▸ **Task to carry out**
Copy each record exactly as it reads, leaving out any pictures it holds.

++++ Input material ++++

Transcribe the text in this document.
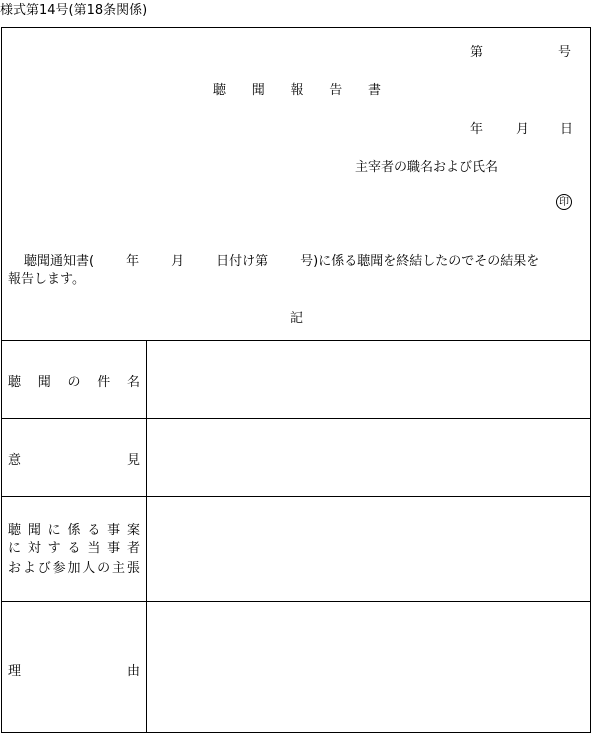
様式第14号(第18条関係)
第	号
聴 聞 報 告 書
年	月 日
主宰者の職名および氏名
印
聴聞通知書( 年 月 日付け第 号)に係る聴聞を終結したのでその結果を
報告します。
記
聴 聞 の 件 名
意	見
聴 聞 に 係 る 事 案
に 対 す る 当 事 者
お よ び 参 加 人 の 主 張
理	由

++++

▸ **Response to the exercise**
Transcribe the text in this document.
様式第14号(第18条関係)
第	号
聴 聞 報 告 書
年	月 日
主宰者の職名および氏名
印
聴聞通知書( 年 月 日付け第 号)に係る聴聞を終結したのでその結果を
報告します。
記
聴 聞 の 件 名
意	見
聴 聞 に 係 る 事 案
に 対 す る 当 事 者
お よ び 参 加 人 の 主 張
理	由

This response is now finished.